■ Text to read ■
/---
Now with Availability Zones we can start to use zone-redundant or zone-aware services in Azure to simplify our designs. We do still incur costs such as inter-zone network traffic charges, but we have less virtual networking infrastructure to manage and likely less cost as a result of that overall.

VMs in an Availability Zones

We also simplify our network design by being able to use the same VNet. You can now use zone-aware versions of other Azure services such as Load Balancers and Application Gateways that make managing full stack availability much more transparent and straightforward.

Data services like Azure SQL Database also support Availability Zones which means we have a consistent way to manage availability regardless of whether the workload is IaaS or PaaS.

Note: Availability Zones are not available in all Azure Regions (yet), nor supported by all Azure services. Availability Zones are not simply a logical overlay on existing Azure infrastructure and require hardware and datacentre locations to be provisioned before being available in existing Regions. Services also need to be updated to be zone-aware. In Australia only the Australia East Region (at time of writing) has Zones available.

There are always three Availability Zones in a Region. The Zone numbers are randomised per customer to ensure use is balanced across all infrastructure (who knew people would just use 'Zone 1' as their default? 🤷‍♂️)

So when do I use what?
\---
■ Dataset extract ■
/---
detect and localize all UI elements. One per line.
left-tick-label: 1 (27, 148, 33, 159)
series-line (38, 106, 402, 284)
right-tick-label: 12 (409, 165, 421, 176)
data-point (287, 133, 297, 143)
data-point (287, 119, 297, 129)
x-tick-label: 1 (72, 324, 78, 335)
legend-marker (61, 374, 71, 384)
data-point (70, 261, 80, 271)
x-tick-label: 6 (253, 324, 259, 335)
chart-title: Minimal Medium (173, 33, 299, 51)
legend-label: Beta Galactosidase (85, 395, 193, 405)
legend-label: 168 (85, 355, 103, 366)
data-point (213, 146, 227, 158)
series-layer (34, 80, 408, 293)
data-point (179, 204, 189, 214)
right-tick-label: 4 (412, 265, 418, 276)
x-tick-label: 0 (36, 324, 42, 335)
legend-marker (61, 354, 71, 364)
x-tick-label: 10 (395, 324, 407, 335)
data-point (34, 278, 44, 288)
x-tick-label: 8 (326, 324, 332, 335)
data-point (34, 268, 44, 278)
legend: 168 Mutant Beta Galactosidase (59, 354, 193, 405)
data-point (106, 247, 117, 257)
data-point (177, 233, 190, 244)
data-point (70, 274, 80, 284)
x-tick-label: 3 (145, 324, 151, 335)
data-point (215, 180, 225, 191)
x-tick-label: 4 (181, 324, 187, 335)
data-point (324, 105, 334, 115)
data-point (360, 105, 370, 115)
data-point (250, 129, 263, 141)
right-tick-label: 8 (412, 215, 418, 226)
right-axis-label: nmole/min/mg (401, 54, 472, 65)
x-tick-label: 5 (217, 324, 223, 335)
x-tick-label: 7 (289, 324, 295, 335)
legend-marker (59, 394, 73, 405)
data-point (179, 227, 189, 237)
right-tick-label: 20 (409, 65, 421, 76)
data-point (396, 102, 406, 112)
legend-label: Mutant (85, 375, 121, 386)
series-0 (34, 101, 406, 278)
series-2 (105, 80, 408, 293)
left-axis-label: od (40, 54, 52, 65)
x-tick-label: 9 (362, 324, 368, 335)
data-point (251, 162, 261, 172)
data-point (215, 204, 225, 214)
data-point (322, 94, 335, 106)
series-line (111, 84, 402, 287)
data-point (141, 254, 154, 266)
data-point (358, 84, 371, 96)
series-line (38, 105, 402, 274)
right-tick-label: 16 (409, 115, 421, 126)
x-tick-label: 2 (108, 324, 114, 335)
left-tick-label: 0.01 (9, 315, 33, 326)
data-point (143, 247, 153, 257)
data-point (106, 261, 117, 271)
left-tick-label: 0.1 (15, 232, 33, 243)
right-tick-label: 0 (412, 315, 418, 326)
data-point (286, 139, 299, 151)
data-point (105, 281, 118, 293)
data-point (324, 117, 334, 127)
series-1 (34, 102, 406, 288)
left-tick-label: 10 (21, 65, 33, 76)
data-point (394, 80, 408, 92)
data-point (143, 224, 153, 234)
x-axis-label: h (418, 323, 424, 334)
\---
■ Problem requirements ■
Pick up the passage on Azure Availability Zones after its final sentence and continue it.

■ Exercise result ■
The following criteria should help you decide:

Can my workload support multiple load-balanced copies?
If not then Single VM it is.
What is the SLA you need to support for your application components?
99.9% = Single VM (with Premium SSD or Ultradisk);
99.95% = Availability Set;
99.99% = Availability Zones.
Are Availability Zones available in a Region for a service I can or want to use?
Use Availability Set if not.

The final question you might come up against is choosing a Set over a Zone where the SLA or the cost isn't necessarily the driving differentiator.

I think starting new work using Availability Zones is the right step because you can use Zones for much more than just Virtual Machines which leads to a longer term consistent management experience.

If you're already using Azure with Availability Sets and Regions then you likely need to go back to grass roots and revisit your cloud architecture foundations to figure out how (or if you need) to move to Availability Zones.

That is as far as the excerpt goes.